*CHALLENGE*: Find each line containing the string "object" and return it.
_ _ _ _
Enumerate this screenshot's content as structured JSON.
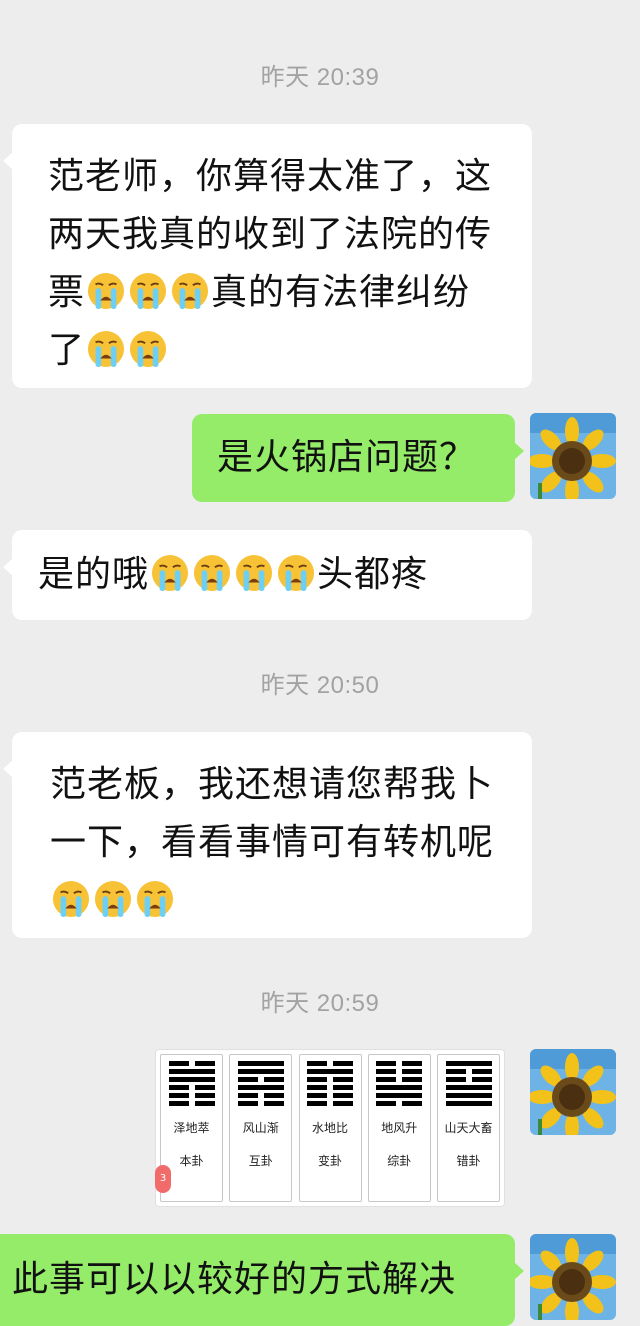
{
  "timestamps": [
    "昨天 20:39",
    "昨天 20:50",
    "昨天 20:59"
  ],
  "messages": {
    "m1": {
      "l1": "范老师，你算得太准了，这",
      "l2": "两天我真的收到了法院的传",
      "l3a": "票",
      "l3b": "真的有法律纠纷",
      "l4": "了"
    },
    "m2": {
      "text": "是火锅店问题？"
    },
    "m3": {
      "a": "是的哦",
      "b": "头都疼"
    },
    "m4": {
      "l1": "范老板，我还想请您帮我卜",
      "l2": "一下，看看事情可有转机呢"
    },
    "m6": {
      "text": "此事可以以较好的方式解决"
    }
  },
  "hexagram_card": {
    "items": [
      {
        "name": "泽地萃",
        "role": "本卦"
      },
      {
        "name": "风山渐",
        "role": "互卦"
      },
      {
        "name": "水地比",
        "role": "变卦"
      },
      {
        "name": "地风升",
        "role": "综卦"
      },
      {
        "name": "山天大畜",
        "role": "错卦"
      }
    ],
    "badge": "3"
  },
  "emoji_name": "loudly-crying-face",
  "colors": {
    "background": "#ededed",
    "incoming": "#ffffff",
    "outgoing": "#95ec69",
    "timestamp": "#a2a2a2"
  }
}
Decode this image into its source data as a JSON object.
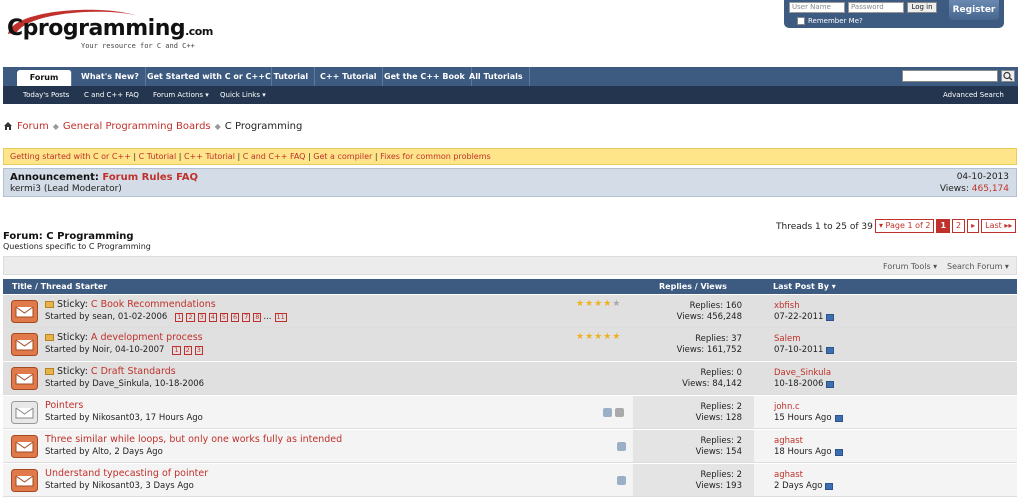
{
  "logo": {
    "name": "Cprogramming",
    "domain": ".com",
    "tagline": "Your resource for C and C++"
  },
  "login": {
    "username_placeholder": "User Name",
    "password_placeholder": "Password",
    "login_label": "Log in",
    "remember_label": "Remember Me?",
    "register_label": "Register"
  },
  "nav": {
    "tabs": [
      "Forum",
      "What's New?",
      "Get Started with C or C++",
      "C Tutorial",
      "C++ Tutorial",
      "Get the C++ Book",
      "All Tutorials"
    ],
    "sub": [
      "Today's Posts",
      "C and C++ FAQ",
      "Forum Actions ▾",
      "Quick Links ▾"
    ],
    "advanced_search": "Advanced Search"
  },
  "breadcrumb": {
    "home": "Forum",
    "parent": "General Programming Boards",
    "current": "C Programming"
  },
  "notice_links": [
    "Getting started with C or C++",
    "C Tutorial",
    "C++ Tutorial",
    "C and C++ FAQ",
    "Get a compiler",
    "Fixes for common problems"
  ],
  "announcement": {
    "label": "Announcement:",
    "title": "Forum Rules FAQ",
    "author": "kermi3 (Lead Moderator)",
    "date": "04-10-2013",
    "views_label": "Views:",
    "views": "465,174"
  },
  "forum": {
    "title": "Forum: C Programming",
    "desc": "Questions specific to C Programming",
    "threads_count": "Threads 1 to 25 of 39"
  },
  "pagination": {
    "page_of": "▾ Page 1 of 2",
    "p1": "1",
    "p2": "2",
    "next": "▸",
    "last": "Last ▸▸"
  },
  "tools": {
    "forum_tools": "Forum Tools ▾",
    "search_forum": "Search Forum ▾"
  },
  "columns": {
    "title": "Title / Thread Starter",
    "replies": "Replies / Views",
    "last_post": "Last Post By ▾"
  },
  "threads": [
    {
      "sticky": "Sticky:",
      "title": "C Book Recommendations",
      "starter": "Started by sean, 01-02-2006",
      "pages": [
        "1",
        "2",
        "3",
        "4",
        "5",
        "6",
        "7",
        "8",
        "...",
        "11"
      ],
      "replies": "Replies: 160",
      "views": "Views: 456,248",
      "last_by": "xbfish",
      "last_date": "07-22-2011"
    },
    {
      "sticky": "Sticky:",
      "title": "A development process",
      "starter": "Started by Noir, 04-10-2007",
      "pages": [
        "1",
        "2",
        "3"
      ],
      "replies": "Replies: 37",
      "views": "Views: 161,752",
      "last_by": "Salem",
      "last_date": "07-10-2011"
    },
    {
      "sticky": "Sticky:",
      "title": "C Draft Standards",
      "starter": "Started by Dave_Sinkula, 10-18-2006",
      "pages": [],
      "replies": "Replies: 0",
      "views": "Views: 84,142",
      "last_by": "Dave_Sinkula",
      "last_date": "10-18-2006"
    },
    {
      "sticky": "",
      "title": "Pointers",
      "starter": "Started by Nikosant03, 17 Hours Ago",
      "pages": [],
      "replies": "Replies: 2",
      "views": "Views: 128",
      "last_by": "john.c",
      "last_date": "15 Hours Ago"
    },
    {
      "sticky": "",
      "title": "Three similar while loops, but only one works fully as intended",
      "starter": "Started by Alto, 2 Days Ago",
      "pages": [],
      "replies": "Replies: 2",
      "views": "Views: 154",
      "last_by": "aghast",
      "last_date": "18 Hours Ago"
    },
    {
      "sticky": "",
      "title": "Understand typecasting of pointer",
      "starter": "Started by Nikosant03, 3 Days Ago",
      "pages": [],
      "replies": "Replies: 2",
      "views": "Views: 193",
      "last_by": "aghast",
      "last_date": "2 Days Ago"
    }
  ],
  "colors": {
    "accent": "#c0312b",
    "nav": "#3d5a80",
    "subnav": "#24364f",
    "notice": "#ffe58a"
  }
}
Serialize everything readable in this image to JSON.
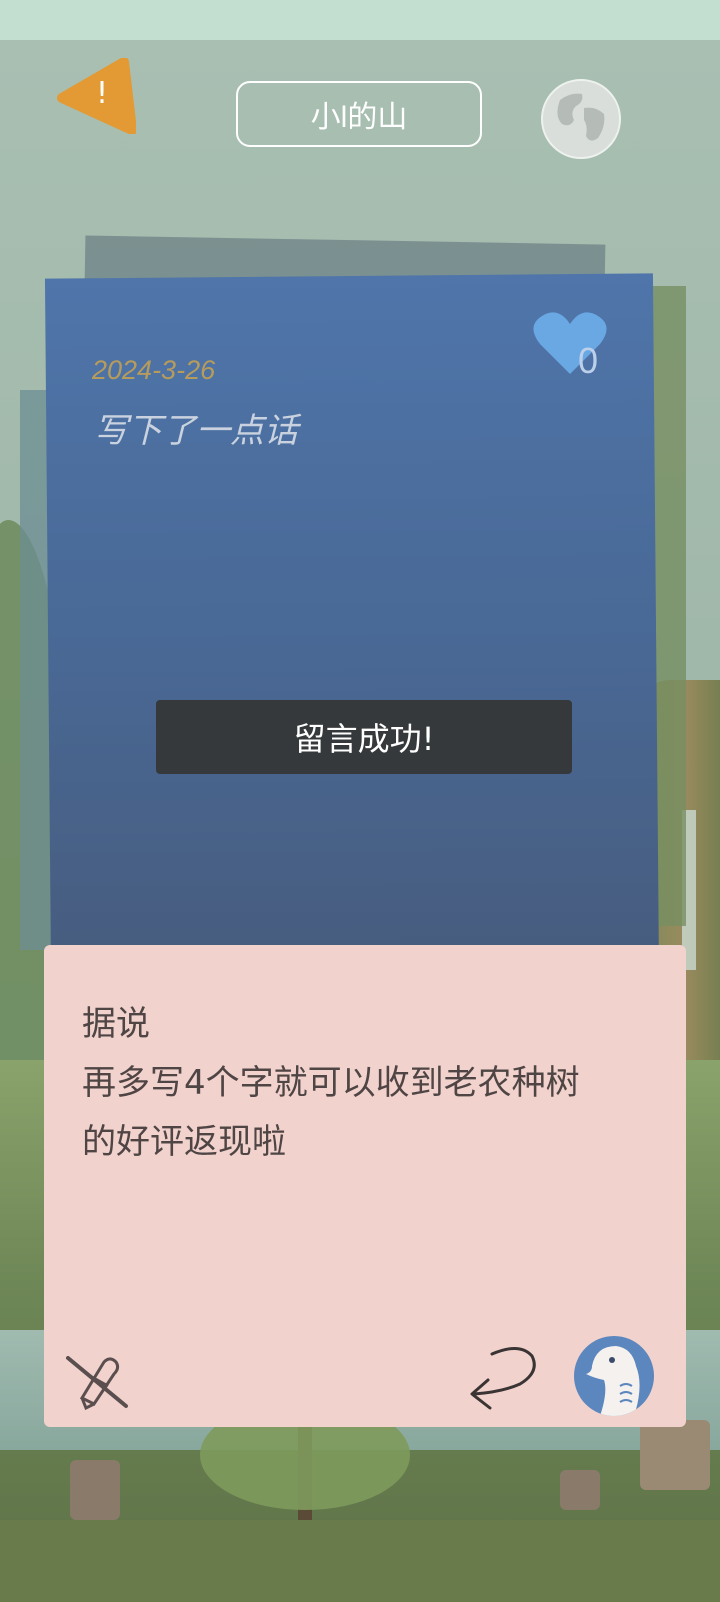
{
  "header": {
    "warning_symbol": "!",
    "title": "小l的山",
    "warning_color": "#e39a34",
    "globe_icon": "globe-icon"
  },
  "note": {
    "date": "2024-3-26",
    "text": "写下了一点话",
    "like_count": "0",
    "card_color": "#4f75aa",
    "heart_color": "#6aa8e4"
  },
  "toast": {
    "message": "留言成功!"
  },
  "tip_panel": {
    "lines": [
      "据说",
      "再多写4个字就可以收到老农种树",
      "的好评返现啦"
    ],
    "background": "#f2d2cd"
  },
  "actions": {
    "left_icon": "eraser-off-icon",
    "middle_icon": "back-arrow-icon",
    "right_icon": "bird-avatar-icon"
  }
}
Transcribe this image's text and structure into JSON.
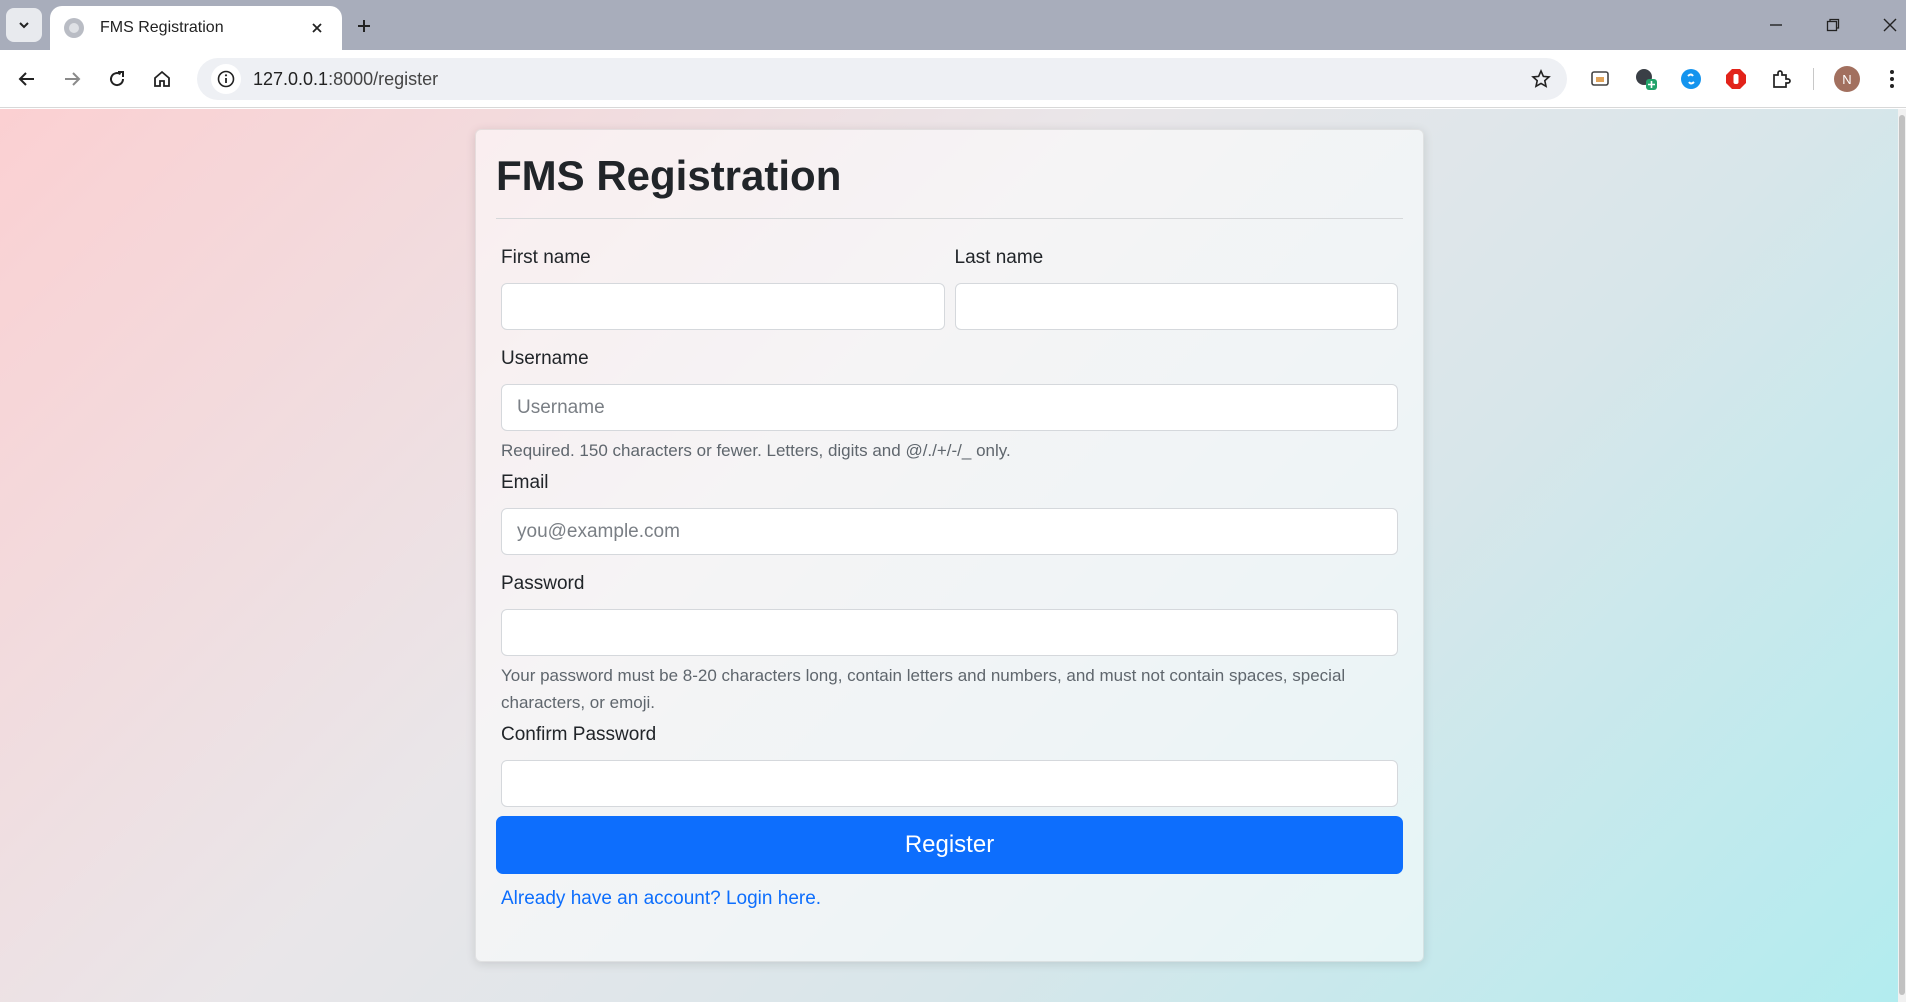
{
  "browser": {
    "tab_title": "FMS Registration",
    "url_host": "127.0.0.1",
    "url_path": ":8000/register",
    "profile_initial": "N"
  },
  "form": {
    "title": "FMS Registration",
    "first_name_label": "First name",
    "first_name_value": "",
    "last_name_label": "Last name",
    "last_name_value": "",
    "username_label": "Username",
    "username_placeholder": "Username",
    "username_help": "Required. 150 characters or fewer. Letters, digits and @/./+/-/_ only.",
    "email_label": "Email",
    "email_placeholder": "you@example.com",
    "password_label": "Password",
    "password_help": "Your password must be 8-20 characters long, contain letters and numbers, and must not contain spaces, special characters, or emoji.",
    "confirm_password_label": "Confirm Password",
    "register_button": "Register",
    "login_link": "Already have an account? Login here."
  },
  "colors": {
    "primary": "#0d6efd",
    "tabbar": "#a8adbb"
  }
}
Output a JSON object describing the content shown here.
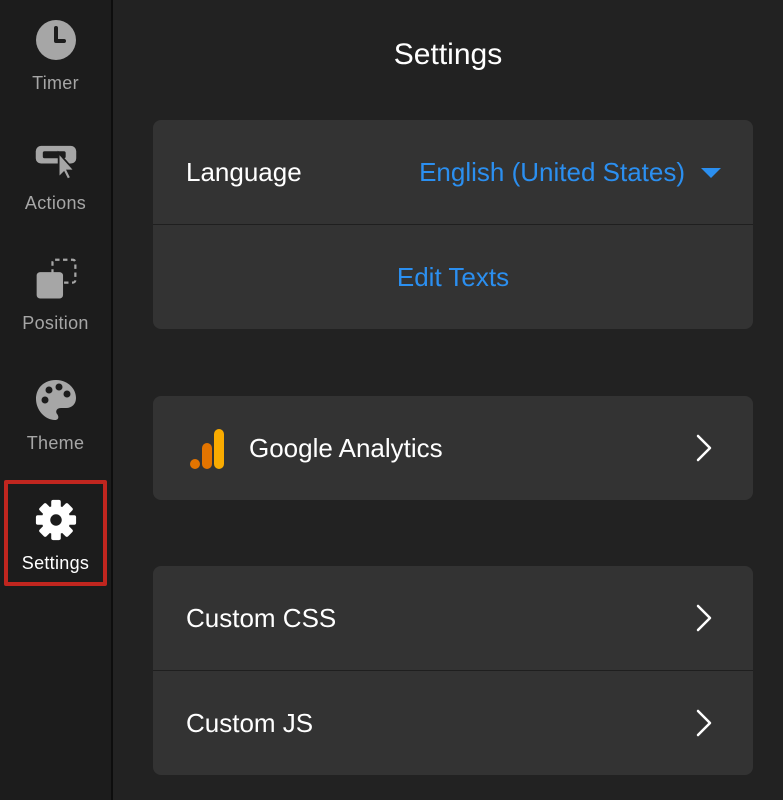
{
  "sidebar": {
    "items": [
      {
        "label": "Timer",
        "icon": "clock-icon"
      },
      {
        "label": "Actions",
        "icon": "cursor-button-icon"
      },
      {
        "label": "Position",
        "icon": "position-icon"
      },
      {
        "label": "Theme",
        "icon": "palette-icon"
      },
      {
        "label": "Settings",
        "icon": "gear-icon",
        "active": true
      }
    ]
  },
  "header": {
    "title": "Settings"
  },
  "language_card": {
    "language_label": "Language",
    "language_value": "English (United States)",
    "edit_texts_label": "Edit Texts"
  },
  "analytics_card": {
    "label": "Google Analytics",
    "icon": "google-analytics-icon"
  },
  "custom_card": {
    "css_label": "Custom CSS",
    "js_label": "Custom JS"
  },
  "colors": {
    "accent": "#2b8ff0",
    "active_border": "#c0261f",
    "card_bg": "#333333",
    "ga_orange": "#f9ab00",
    "ga_dark_orange": "#e37400"
  }
}
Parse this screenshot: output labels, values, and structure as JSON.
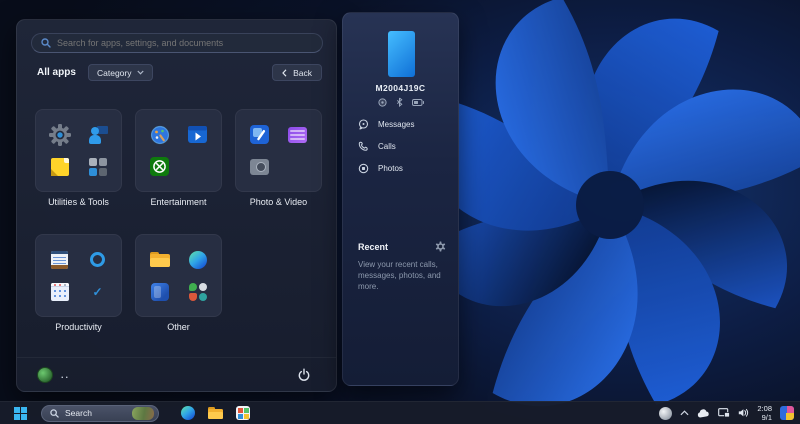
{
  "colors": {
    "accent_blue": "#3ab6f0",
    "panel_bg": "#1d2436",
    "tile_bg": "#272e42",
    "taskbar_bg": "#171c2a",
    "wallpaper_dark": "#0a0f1d",
    "bloom_blue": "#1c5fd8"
  },
  "start_menu": {
    "search_placeholder": "Search for apps, settings, and documents",
    "all_apps_label": "All apps",
    "category_button": "Category",
    "back_button": "Back",
    "categories": [
      {
        "label": "Utilities & Tools",
        "icons": [
          "settings",
          "quick-assist",
          "sticky-notes",
          "more-utilities"
        ]
      },
      {
        "label": "Entertainment",
        "icons": [
          "paint",
          "movies-tv",
          "xbox"
        ]
      },
      {
        "label": "Photo & Video",
        "icons": [
          "photos",
          "video-editor",
          "camera"
        ]
      },
      {
        "label": "Productivity",
        "icons": [
          "notepad",
          "cortana",
          "calendar",
          "to-do"
        ]
      },
      {
        "label": "Other",
        "icons": [
          "file-explorer",
          "edge",
          "store-window",
          "more-apps"
        ]
      }
    ],
    "user_label": "..",
    "footer_icons": [
      "avatar",
      "power"
    ]
  },
  "phone_panel": {
    "device_name": "M2004J19C",
    "status_icons": [
      "signal",
      "bluetooth",
      "battery"
    ],
    "menu_items": [
      {
        "label": "Messages",
        "icon": "message-icon"
      },
      {
        "label": "Calls",
        "icon": "phone-icon"
      },
      {
        "label": "Photos",
        "icon": "photo-icon"
      }
    ],
    "recent_title": "Recent",
    "recent_settings_icon": "gear-icon",
    "recent_description": "View your recent calls, messages, photos, and more."
  },
  "taskbar": {
    "start_icon": "windows-logo",
    "search_label": "Search",
    "search_thumb_icon": "bing-daily-image",
    "pinned_icons": [
      "edge",
      "file-explorer",
      "microsoft-store"
    ],
    "tray_icons": [
      "weather",
      "hidden-icons-chevron",
      "onedrive-cloud",
      "cast-display",
      "volume"
    ],
    "clock_time": "2:08",
    "clock_date": "9/1",
    "corner_icon": "colorful-app-icon"
  }
}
_ _ _ _
*SOLUTION*:
Decode this image into its source data as a JSON object.
Output a JSON object describing the content shown here.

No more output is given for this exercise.